TASK TO COMPLETE ::
Go through the lines below and copy any that hold the string "Comentarios".

INPUT MATERIAL ::
****

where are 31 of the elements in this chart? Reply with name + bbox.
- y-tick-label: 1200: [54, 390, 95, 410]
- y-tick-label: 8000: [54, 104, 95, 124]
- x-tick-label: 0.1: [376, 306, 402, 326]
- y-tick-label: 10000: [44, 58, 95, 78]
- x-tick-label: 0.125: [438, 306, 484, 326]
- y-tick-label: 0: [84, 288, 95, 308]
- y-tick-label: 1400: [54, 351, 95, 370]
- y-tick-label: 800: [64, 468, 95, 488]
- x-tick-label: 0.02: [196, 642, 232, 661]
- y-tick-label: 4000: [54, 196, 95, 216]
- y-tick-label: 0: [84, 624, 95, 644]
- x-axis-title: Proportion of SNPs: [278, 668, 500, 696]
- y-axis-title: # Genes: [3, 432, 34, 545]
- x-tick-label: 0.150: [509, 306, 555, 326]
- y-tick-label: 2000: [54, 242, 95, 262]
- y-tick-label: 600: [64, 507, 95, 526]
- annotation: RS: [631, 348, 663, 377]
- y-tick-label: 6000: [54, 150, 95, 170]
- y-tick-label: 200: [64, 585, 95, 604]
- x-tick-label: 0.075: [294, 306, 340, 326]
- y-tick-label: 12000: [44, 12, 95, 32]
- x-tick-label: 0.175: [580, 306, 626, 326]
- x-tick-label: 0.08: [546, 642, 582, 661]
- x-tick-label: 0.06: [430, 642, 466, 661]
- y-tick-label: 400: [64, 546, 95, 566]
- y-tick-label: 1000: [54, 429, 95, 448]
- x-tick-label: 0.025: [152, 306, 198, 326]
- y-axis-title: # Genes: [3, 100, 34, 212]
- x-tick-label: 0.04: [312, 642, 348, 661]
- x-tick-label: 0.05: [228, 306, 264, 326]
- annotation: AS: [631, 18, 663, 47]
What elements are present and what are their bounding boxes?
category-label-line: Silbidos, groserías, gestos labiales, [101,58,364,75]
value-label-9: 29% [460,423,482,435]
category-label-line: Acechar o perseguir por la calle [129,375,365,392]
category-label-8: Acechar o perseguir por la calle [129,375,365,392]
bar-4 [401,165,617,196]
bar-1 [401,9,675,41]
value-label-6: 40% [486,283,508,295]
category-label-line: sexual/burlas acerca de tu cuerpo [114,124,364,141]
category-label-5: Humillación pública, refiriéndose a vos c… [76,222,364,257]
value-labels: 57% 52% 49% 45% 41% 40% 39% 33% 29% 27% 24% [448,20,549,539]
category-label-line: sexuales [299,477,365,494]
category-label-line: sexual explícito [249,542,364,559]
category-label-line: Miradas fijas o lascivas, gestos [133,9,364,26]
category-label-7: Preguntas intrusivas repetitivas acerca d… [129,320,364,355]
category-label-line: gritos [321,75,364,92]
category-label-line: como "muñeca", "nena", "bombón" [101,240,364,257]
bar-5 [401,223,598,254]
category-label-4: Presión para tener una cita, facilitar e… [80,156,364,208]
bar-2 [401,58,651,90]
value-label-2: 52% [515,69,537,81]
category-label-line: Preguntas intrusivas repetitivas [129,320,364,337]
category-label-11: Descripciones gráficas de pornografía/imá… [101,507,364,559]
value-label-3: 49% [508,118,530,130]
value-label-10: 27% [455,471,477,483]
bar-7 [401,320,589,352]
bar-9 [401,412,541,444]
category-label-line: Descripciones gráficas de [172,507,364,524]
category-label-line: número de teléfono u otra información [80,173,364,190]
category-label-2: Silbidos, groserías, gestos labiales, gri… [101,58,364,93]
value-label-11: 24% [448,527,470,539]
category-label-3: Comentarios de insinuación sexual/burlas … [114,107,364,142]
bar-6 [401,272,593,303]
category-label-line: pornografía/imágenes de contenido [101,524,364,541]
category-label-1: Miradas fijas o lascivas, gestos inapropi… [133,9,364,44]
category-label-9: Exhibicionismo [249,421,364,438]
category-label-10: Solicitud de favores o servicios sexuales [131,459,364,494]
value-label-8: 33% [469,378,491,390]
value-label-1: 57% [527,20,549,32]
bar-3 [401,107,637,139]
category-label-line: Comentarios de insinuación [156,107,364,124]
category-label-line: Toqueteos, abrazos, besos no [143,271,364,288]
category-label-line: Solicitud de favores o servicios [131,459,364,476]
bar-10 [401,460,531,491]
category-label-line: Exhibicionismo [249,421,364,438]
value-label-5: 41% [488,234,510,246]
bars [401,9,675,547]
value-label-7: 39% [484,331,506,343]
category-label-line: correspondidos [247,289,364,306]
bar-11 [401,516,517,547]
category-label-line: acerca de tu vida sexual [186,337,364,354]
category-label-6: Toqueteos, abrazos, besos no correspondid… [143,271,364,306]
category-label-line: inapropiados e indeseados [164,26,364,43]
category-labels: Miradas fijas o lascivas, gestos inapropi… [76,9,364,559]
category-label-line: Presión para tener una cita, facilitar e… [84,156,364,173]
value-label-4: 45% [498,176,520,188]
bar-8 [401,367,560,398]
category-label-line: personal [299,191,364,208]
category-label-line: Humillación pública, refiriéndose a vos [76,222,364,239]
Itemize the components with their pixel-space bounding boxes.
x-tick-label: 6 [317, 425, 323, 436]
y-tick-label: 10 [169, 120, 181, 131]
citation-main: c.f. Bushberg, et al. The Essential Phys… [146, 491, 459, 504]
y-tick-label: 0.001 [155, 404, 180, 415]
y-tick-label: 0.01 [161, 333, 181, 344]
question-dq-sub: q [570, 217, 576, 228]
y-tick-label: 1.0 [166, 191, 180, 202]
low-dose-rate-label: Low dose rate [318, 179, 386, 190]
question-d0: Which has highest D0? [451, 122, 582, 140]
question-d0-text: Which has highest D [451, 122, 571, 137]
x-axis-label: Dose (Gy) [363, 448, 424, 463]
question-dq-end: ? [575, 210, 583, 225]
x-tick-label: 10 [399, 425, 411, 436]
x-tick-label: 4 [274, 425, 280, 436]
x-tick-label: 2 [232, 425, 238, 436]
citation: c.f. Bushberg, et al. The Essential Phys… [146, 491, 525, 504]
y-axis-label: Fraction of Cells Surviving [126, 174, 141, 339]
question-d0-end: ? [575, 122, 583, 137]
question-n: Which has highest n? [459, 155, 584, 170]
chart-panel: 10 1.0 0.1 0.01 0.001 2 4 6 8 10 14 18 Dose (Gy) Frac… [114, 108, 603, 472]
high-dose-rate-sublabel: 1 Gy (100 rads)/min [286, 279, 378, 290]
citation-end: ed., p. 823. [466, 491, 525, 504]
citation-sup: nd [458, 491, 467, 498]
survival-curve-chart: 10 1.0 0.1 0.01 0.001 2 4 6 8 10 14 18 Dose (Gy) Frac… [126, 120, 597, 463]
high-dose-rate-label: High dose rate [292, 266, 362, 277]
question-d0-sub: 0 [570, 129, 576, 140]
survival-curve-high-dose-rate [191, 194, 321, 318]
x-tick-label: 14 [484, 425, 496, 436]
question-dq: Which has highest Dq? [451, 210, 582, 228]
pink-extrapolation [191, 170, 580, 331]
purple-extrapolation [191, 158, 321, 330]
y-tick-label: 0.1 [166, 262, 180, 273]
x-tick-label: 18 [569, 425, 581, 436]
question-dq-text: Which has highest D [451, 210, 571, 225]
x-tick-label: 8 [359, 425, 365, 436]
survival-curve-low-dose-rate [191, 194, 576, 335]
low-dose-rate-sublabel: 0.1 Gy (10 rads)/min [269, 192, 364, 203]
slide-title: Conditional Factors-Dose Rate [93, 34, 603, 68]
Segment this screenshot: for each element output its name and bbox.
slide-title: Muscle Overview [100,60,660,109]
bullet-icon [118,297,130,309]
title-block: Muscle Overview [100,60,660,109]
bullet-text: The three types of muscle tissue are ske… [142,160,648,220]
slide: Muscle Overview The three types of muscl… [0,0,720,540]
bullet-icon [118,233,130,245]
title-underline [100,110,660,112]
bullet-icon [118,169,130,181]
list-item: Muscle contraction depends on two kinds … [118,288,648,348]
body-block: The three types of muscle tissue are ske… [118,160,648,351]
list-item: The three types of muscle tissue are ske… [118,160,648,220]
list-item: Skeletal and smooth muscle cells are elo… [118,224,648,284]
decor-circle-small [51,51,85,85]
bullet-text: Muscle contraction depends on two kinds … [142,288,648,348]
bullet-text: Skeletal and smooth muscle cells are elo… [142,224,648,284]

****

ANSWER TO THE PROBLEM ::
category-label-3: Comentarios de insinuación sexual/burlas … [114,107,364,142]
category-label-line: Comentarios de insinuación [156,107,364,124]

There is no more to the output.